List each line in which the string "outcome" appears.

>> Start THE RECORDS

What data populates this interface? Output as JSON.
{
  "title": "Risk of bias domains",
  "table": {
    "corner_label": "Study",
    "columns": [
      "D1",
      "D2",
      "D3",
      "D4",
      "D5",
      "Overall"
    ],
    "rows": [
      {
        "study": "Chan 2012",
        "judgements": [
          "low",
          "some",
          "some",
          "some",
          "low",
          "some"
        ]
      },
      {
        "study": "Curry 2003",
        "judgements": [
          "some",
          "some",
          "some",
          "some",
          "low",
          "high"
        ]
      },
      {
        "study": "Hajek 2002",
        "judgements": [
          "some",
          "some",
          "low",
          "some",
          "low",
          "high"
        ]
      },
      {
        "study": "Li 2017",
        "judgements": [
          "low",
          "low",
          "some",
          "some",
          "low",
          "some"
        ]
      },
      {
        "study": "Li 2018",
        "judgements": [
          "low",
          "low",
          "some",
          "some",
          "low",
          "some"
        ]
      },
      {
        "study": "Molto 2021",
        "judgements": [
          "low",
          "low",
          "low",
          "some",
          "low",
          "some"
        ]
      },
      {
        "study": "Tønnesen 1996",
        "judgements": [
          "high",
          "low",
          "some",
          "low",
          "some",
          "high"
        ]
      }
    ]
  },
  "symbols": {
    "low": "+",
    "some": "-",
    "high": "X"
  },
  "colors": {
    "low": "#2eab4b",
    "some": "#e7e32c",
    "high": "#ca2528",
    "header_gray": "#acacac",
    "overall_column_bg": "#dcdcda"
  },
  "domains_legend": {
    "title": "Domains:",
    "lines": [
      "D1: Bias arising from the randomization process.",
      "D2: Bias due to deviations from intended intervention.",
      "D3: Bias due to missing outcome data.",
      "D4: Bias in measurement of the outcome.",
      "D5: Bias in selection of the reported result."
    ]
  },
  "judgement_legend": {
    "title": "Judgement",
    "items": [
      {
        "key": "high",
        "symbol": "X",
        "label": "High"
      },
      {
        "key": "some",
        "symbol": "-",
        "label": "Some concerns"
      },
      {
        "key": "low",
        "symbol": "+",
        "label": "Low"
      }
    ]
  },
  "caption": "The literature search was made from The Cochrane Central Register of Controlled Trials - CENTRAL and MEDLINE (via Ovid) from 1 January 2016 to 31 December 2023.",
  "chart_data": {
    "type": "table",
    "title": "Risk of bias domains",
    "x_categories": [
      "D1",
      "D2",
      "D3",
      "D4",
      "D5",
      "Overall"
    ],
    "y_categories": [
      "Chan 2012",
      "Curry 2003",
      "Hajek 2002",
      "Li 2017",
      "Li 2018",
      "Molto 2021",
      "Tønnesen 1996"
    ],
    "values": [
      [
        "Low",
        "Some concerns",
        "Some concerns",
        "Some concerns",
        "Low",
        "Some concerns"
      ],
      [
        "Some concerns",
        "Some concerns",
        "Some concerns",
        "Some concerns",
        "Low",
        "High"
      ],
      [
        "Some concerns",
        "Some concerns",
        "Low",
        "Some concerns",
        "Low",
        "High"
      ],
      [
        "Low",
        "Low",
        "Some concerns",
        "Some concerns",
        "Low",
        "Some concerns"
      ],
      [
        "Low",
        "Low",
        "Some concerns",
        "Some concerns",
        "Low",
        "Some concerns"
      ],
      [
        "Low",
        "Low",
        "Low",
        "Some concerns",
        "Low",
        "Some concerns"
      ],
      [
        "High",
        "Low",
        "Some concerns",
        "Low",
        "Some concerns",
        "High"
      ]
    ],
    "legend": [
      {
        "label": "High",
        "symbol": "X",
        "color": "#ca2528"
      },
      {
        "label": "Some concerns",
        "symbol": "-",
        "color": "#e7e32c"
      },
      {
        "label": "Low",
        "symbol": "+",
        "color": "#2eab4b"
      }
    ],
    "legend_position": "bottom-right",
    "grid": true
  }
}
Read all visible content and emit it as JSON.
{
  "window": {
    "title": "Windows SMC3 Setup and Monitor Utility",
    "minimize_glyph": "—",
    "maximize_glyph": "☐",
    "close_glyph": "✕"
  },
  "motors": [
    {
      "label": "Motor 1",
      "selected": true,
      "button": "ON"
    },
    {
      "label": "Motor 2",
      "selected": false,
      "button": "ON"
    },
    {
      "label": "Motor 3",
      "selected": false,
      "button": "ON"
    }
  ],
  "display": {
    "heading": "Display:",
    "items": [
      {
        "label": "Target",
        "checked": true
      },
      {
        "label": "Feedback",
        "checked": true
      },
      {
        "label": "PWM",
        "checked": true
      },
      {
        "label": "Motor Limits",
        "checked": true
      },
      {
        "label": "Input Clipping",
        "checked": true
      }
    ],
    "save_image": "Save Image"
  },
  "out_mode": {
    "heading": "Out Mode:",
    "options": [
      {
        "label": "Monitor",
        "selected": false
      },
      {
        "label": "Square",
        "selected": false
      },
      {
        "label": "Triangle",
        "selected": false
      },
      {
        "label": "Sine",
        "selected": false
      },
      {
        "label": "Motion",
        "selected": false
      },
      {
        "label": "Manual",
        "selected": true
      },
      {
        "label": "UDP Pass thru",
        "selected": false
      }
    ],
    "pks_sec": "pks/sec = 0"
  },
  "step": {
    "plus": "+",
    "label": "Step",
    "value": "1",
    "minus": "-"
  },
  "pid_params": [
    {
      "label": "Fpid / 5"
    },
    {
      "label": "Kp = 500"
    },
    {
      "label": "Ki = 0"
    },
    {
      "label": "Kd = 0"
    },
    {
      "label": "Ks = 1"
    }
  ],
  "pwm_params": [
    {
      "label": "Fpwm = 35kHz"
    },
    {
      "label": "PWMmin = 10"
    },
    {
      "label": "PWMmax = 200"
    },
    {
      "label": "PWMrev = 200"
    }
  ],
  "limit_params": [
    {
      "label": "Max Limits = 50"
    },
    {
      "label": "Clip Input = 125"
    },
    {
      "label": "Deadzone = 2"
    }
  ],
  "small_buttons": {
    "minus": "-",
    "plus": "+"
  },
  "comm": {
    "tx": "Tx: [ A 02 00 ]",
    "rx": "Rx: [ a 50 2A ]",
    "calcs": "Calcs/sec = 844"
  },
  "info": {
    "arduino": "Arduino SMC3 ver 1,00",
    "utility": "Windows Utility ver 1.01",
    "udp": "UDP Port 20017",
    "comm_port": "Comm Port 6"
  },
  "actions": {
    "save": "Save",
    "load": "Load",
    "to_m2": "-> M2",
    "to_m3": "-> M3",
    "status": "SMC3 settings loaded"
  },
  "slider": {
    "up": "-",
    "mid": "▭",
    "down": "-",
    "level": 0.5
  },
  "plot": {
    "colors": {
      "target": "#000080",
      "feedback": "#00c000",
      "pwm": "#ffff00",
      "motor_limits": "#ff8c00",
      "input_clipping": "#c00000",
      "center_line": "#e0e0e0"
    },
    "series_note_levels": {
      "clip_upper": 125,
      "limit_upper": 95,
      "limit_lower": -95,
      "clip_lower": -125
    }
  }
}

>> End THE RECORDS

§ **SOLVED EXERCISE**:
      "D3: Bias due to missing outcome data.",
      "D4: Bias in measurement of the outcome.",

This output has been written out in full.